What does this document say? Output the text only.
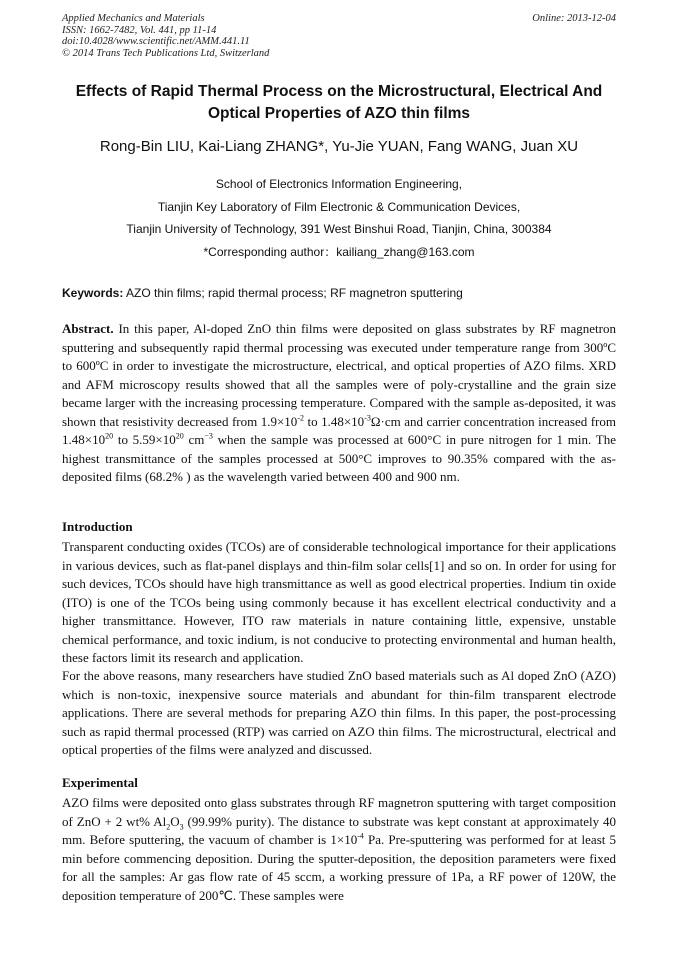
Applied Mechanics and Materials	Online: 2013-12-04
ISSN: 1662-7482, Vol. 441, pp 11-14
doi:10.4028/www.scientific.net/AMM.441.11
© 2014 Trans Tech Publications Ltd, Switzerland
Effects of Rapid Thermal Process on the Microstructural, Electrical And
Optical Properties of AZO thin films
Rong-Bin LIU, Kai-Liang ZHANG*, Yu-Jie YUAN, Fang WANG, Juan XU
School of Electronics Information Engineering,
Tianjin Key Laboratory of Film Electronic & Communication Devices,
Tianjin University of Technology, 391 West Binshui Road, Tianjin, China, 300384
*Corresponding author：kailiang_zhang@163.com
Keywords: AZO thin films; rapid thermal process; RF magnetron sputtering

Abstract. In this paper, Al-doped ZnO thin films were deposited on glass substrates by RF magnetron sputtering and subsequently rapid thermal processing was executed under temperature range from 300ºC to 600ºC in order to investigate the microstructure, electrical, and optical properties of AZO films. XRD and AFM microscopy results showed that all the samples were of poly-crystalline and the grain size became larger with the increasing processing temperature. Compared with the sample as-deposited, it was shown that resistivity decreased from $1.9\times 10^{-2}$ to $1.48\times 10^{-3}\Omega\cdot cm$ and carrier concentration increased from $1.48\times 10^{20}$ to $5.59\times 10^{20}$ $cm^{-3}$ when the sample was processed at 600°C in pure nitrogen for 1 min. The highest transmittance of the samples processed at 500°C improves to 90.35% compared with the as-deposited films (68.2% ) as the wavelength varied between 400 and 900 nm.

Introduction

Transparent conducting oxides (TCOs) are of considerable technological importance for their applications in various devices, such as flat-panel displays and thin-film solar cells[1] and so on. In order for using for such devices, TCOs should have high transmittance as well as good electrical properties. Indium tin oxide (ITO) is one of the TCOs being using commonly because it has excellent electrical conductivity and a higher transmittance. However, ITO raw materials in nature containing little, expensive, unstable chemical performance, and toxic indium, is not conducive to protecting environmental and human health, these factors limit its research and application.

For the above reasons, many researchers have studied ZnO based materials such as Al doped ZnO (AZO) which is non-toxic, inexpensive source materials and abundant for thin-film transparent electrode applications. There are several methods for preparing AZO thin films. In this paper, the post-processing such as rapid thermal processed (RTP) was carried on AZO thin films. The microstructural, electrical and optical properties of the films were analyzed and discussed.

Experimental

AZO films were deposited onto glass substrates through RF magnetron sputtering with target composition of ZnO + 2 wt% $Al_2O_3$ (99.99% purity). The distance to substrate was kept constant at approximately 40 mm. Before sputtering, the vacuum of chamber is $1\times 10^{-4}$ Pa. Pre-sputtering was performed for at least 5 min before commencing deposition. During the sputter-deposition, the deposition parameters were fixed for all the samples: Ar gas flow rate of 45 sccm, a working pressure of 1Pa, a RF power of 120W, the deposition temperature of 200℃. These samples were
==========
REQUIRED WORK: Copy every line above in which the string "Tianjin" shows up.

THE ANSWER:
Tianjin Key Laboratory of Film Electronic & Communication Devices,
Tianjin University of Technology, 391 West Binshui Road, Tianjin, China, 300384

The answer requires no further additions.